[Exercise] Locate the lines where "Mean" occurs and copy them as they stand.

[Data]
════════

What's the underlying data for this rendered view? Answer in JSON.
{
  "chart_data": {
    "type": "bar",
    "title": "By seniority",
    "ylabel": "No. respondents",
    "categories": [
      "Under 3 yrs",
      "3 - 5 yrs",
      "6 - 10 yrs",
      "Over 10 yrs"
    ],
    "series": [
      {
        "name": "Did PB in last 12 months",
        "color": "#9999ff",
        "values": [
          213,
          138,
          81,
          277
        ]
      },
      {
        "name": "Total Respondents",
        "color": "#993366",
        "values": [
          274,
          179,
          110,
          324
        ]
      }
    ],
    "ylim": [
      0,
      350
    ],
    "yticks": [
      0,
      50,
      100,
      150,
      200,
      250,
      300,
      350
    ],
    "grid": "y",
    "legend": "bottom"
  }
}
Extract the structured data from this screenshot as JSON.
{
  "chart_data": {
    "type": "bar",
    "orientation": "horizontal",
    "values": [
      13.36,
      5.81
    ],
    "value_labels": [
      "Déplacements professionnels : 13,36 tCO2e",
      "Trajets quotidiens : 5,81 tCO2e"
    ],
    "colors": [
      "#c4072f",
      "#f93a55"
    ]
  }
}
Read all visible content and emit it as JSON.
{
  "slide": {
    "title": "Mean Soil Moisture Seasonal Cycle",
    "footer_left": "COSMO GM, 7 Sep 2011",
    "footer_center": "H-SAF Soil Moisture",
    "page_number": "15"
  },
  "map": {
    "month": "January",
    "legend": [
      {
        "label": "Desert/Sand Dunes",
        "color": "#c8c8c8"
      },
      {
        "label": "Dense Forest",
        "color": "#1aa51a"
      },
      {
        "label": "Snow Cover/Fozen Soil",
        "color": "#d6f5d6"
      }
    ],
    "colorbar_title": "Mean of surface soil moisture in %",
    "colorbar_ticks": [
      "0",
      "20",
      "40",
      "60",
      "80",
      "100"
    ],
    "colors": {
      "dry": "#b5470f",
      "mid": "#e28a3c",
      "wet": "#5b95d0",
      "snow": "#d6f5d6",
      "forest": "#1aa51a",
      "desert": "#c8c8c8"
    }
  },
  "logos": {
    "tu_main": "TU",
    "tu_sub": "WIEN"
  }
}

════════

[Full output]
    "title": "Mean Soil Moisture Seasonal Cycle",
    "colorbar_title": "Mean of surface soil moisture in %",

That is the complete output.